- [Task goal]: Scan the data. Collect each line that contains the word "مسلم".

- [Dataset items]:
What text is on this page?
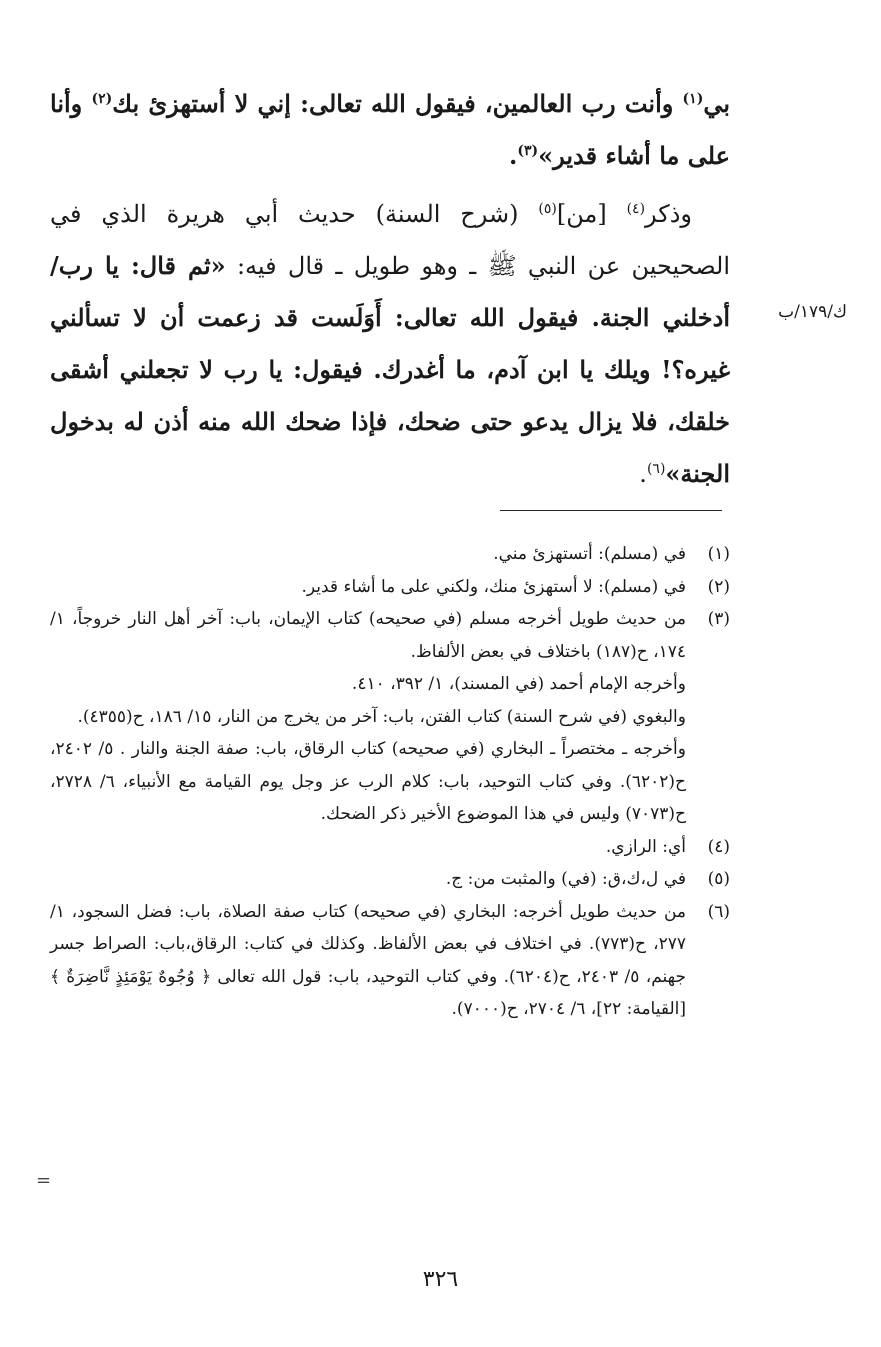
بي$^{(١)}$ وأنت رب العالمين، فيقول الله تعالى: إني لا أستهزئ بك$^{(٢)}$ وأنا على ما أشاء قدير»$^{(٣)}$.

وذكر$^{(٤)}$ [من]$^{(٥)}$ (شرح السنة) حديث أبي هريرة الذي في الصحيحين عن النبي ﷺ ـ وهو طويل ـ قال فيه: «ثم قال: يا رب/ أدخلني الجنة. فيقول الله تعالى: أَوَلَست قد زعمت أن لا تسألني غيره؟! ويلك يا ابن آدم، ما أغدرك. فيقول: يا رب لا تجعلني أشقى خلقك، فلا يزال يدعو حتى ضحك، فإذا ضحك الله منه أذن له بدخول الجنة»$^{(٦)}$.

ك/١٧٩/ب
(١)

في (مسلم): أتستهزئ مني.

(٢)

في (مسلم): لا أستهزئ منك، ولكني على ما أشاء قدير.

(٣)

من حديث طويل أخرجه مسلم (في صحيحه) كتاب الإيمان، باب: آخر أهل النار خروجاً، ١/ ١٧٤، ح(١٨٧) باختلاف في بعض الألفاظ.

وأخرجه الإمام أحمد (في المسند)، ١/ ٣٩٢، ٤١٠.

والبغوي (في شرح السنة) كتاب الفتن، باب: آخر من يخرج من النار، ١٥/ ١٨٦، ح(٤٣٥٥).

وأخرجه ـ مختصراً ـ البخاري (في صحيحه) كتاب الرقاق، باب: صفة الجنة والنار . ٥/ ٢٤٠٢، ح(٦٢٠٢). وفي كتاب التوحيد، باب: كلام الرب عز وجل يوم القيامة مع الأنبياء، ٦/ ٢٧٢٨، ح(٧٠٧٣) وليس في هذا الموضوع الأخير ذكر الضحك.

(٤)

أي: الرازي.

(٥)

في ل،ك،ق: (في) والمثبت من: ج.

(٦)

من حديث طويل أخرجه: البخاري (في صحيحه) كتاب صفة الصلاة، باب: فضل السجود، ١/ ٢٧٧، ح(٧٧٣). في اختلاف في بعض الألفاظ. وكذلك في كتاب: الرقاق،باب: الصراط جسر جهنم، ٥/ ٢٤٠٣، ح(٦٢٠٤). وفي كتاب التوحيد، باب: قول الله تعالى ﴿ وُجُوهٌ يَوْمَئِذٍ نَّاضِرَةٌ ﴾ [القيامة: ٢٢]، ٦/ ٢٧٠٤، ح(٧٠٠٠).

٣٢٦
=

- [Correct output]:
في (مسلم): أتستهزئ مني.
في (مسلم): لا أستهزئ منك، ولكني على ما أشاء قدير.
من حديث طويل أخرجه مسلم (في صحيحه) كتاب الإيمان، باب: آخر أهل النار خروجاً، ١/ ١٧٤، ح(١٨٧) باختلاف في بعض الألفاظ.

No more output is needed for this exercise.